**EXERCISE INSTRUCTIONS**: Faithfully return all lines, omitting every embedded picture.

**STORED DATA**:
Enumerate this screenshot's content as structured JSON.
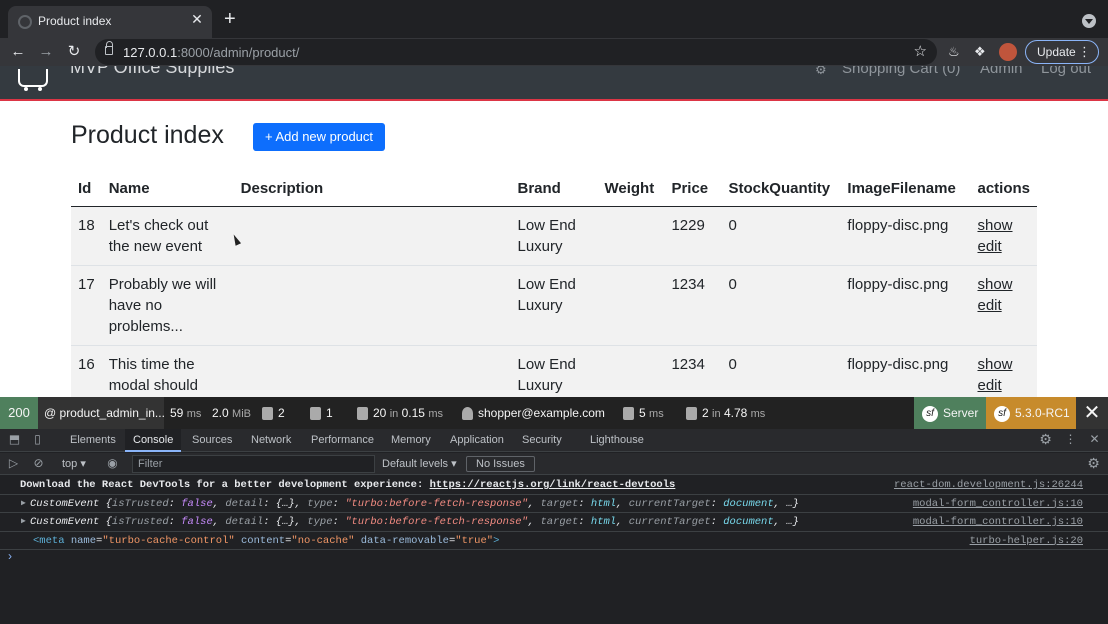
{
  "browser": {
    "tab_title": "Product index",
    "tab_close": "✕",
    "new_tab": "+",
    "url_host": "127.0.0.1",
    "url_rest": ":8000/admin/product/",
    "update_label": "Update"
  },
  "site": {
    "brand": "MVP Office Supplies",
    "nav_cart": "Shopping Cart (0)",
    "nav_admin": "Admin",
    "nav_logout": "Log out"
  },
  "page": {
    "title": "Product index",
    "add_button": "+ Add new product",
    "columns": [
      "Id",
      "Name",
      "Description",
      "Brand",
      "Weight",
      "Price",
      "StockQuantity",
      "ImageFilename",
      "actions"
    ],
    "rows": [
      {
        "id": "18",
        "name": "Let's check out the new event",
        "description": "",
        "brand": "Low End Luxury",
        "weight": "",
        "price": "1229",
        "stock": "0",
        "image": "floppy-disc.png",
        "show": "show",
        "edit": "edit"
      },
      {
        "id": "17",
        "name": "Probably we will have no problems...",
        "description": "",
        "brand": "Low End Luxury",
        "weight": "",
        "price": "1234",
        "stock": "0",
        "image": "floppy-disc.png",
        "show": "show",
        "edit": "edit"
      },
      {
        "id": "16",
        "name": "This time the modal should close",
        "description": "",
        "brand": "Low End Luxury",
        "weight": "",
        "price": "1234",
        "stock": "0",
        "image": "floppy-disc.png",
        "show": "show",
        "edit": "edit"
      }
    ]
  },
  "sf_toolbar": {
    "status": "200",
    "route": "@ product_admin_in...",
    "time_value": "59",
    "time_unit": "ms",
    "memory_value": "2.0",
    "memory_unit": "MiB",
    "forms": "2",
    "logs": "1",
    "cache_value": "20",
    "cache_in": "in",
    "cache_time": "0.15",
    "cache_unit": "ms",
    "user": "shopper@example.com",
    "twig_value": "5",
    "twig_unit": "ms",
    "db_value": "2",
    "db_in": "in",
    "db_time": "4.78",
    "db_unit": "ms",
    "server": "Server",
    "version": "5.3.0-RC1",
    "close": "✕"
  },
  "devtools": {
    "tabs": [
      "Elements",
      "Console",
      "Sources",
      "Network",
      "Performance",
      "Memory",
      "Application",
      "Security",
      "Lighthouse"
    ],
    "active_tab": "Console",
    "context": "top",
    "filter_placeholder": "Filter",
    "levels": "Default levels",
    "issues": "No Issues",
    "messages": [
      {
        "text": "Download the React DevTools for a better development experience: ",
        "link": "https://reactjs.org/link/react-devtools",
        "source": "react-dom.development.js:26244"
      },
      {
        "source": "modal-form_controller.js:10"
      },
      {
        "source": "modal-form_controller.js:10"
      },
      {
        "source": "turbo-helper.js:20"
      }
    ],
    "event_label": "CustomEvent",
    "event_type": "\"turbo:before-fetch-response\""
  },
  "colors": {
    "accent": "#0d6efd",
    "navbar": "#343a40",
    "navbar_border": "#dc3545",
    "sf_status_ok": "#4f805d",
    "sf_version": "#c78b2c"
  }
}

**COMPLETED TASK**:
Enumerate this screenshot's content as structured JSON.
{
  "browser": {
    "tab_title": "Product index",
    "tab_close": "✕",
    "new_tab": "+",
    "url_host": "127.0.0.1",
    "url_rest": ":8000/admin/product/",
    "update_label": "Update"
  },
  "site": {
    "brand": "MVP Office Supplies",
    "nav_cart": "Shopping Cart (0)",
    "nav_admin": "Admin",
    "nav_logout": "Log out"
  },
  "page": {
    "title": "Product index",
    "add_button": "+ Add new product",
    "columns": [
      "Id",
      "Name",
      "Description",
      "Brand",
      "Weight",
      "Price",
      "StockQuantity",
      "ImageFilename",
      "actions"
    ],
    "rows": [
      {
        "id": "18",
        "name": "Let's check out the new event",
        "description": "",
        "brand": "Low End Luxury",
        "weight": "",
        "price": "1229",
        "stock": "0",
        "image": "floppy-disc.png",
        "show": "show",
        "edit": "edit"
      },
      {
        "id": "17",
        "name": "Probably we will have no problems...",
        "description": "",
        "brand": "Low End Luxury",
        "weight": "",
        "price": "1234",
        "stock": "0",
        "image": "floppy-disc.png",
        "show": "show",
        "edit": "edit"
      },
      {
        "id": "16",
        "name": "This time the modal should close",
        "description": "",
        "brand": "Low End Luxury",
        "weight": "",
        "price": "1234",
        "stock": "0",
        "image": "floppy-disc.png",
        "show": "show",
        "edit": "edit"
      }
    ]
  },
  "sf_toolbar": {
    "status": "200",
    "route": "@ product_admin_in...",
    "time_value": "59",
    "time_unit": "ms",
    "memory_value": "2.0",
    "memory_unit": "MiB",
    "forms": "2",
    "logs": "1",
    "cache_value": "20",
    "cache_in": "in",
    "cache_time": "0.15",
    "cache_unit": "ms",
    "user": "shopper@example.com",
    "twig_value": "5",
    "twig_unit": "ms",
    "db_value": "2",
    "db_in": "in",
    "db_time": "4.78",
    "db_unit": "ms",
    "server": "Server",
    "version": "5.3.0-RC1",
    "close": "✕"
  },
  "devtools": {
    "tabs": [
      "Elements",
      "Console",
      "Sources",
      "Network",
      "Performance",
      "Memory",
      "Application",
      "Security",
      "Lighthouse"
    ],
    "active_tab": "Console",
    "context": "top",
    "filter_placeholder": "Filter",
    "levels": "Default levels",
    "issues": "No Issues",
    "messages": [
      {
        "text": "Download the React DevTools for a better development experience: ",
        "link": "https://reactjs.org/link/react-devtools",
        "source": "react-dom.development.js:26244"
      },
      {
        "source": "modal-form_controller.js:10"
      },
      {
        "source": "modal-form_controller.js:10"
      },
      {
        "source": "turbo-helper.js:20"
      }
    ],
    "event_label": "CustomEvent",
    "event_type": "\"turbo:before-fetch-response\""
  },
  "colors": {
    "accent": "#0d6efd",
    "navbar": "#343a40",
    "navbar_border": "#dc3545",
    "sf_status_ok": "#4f805d",
    "sf_version": "#c78b2c"
  }
}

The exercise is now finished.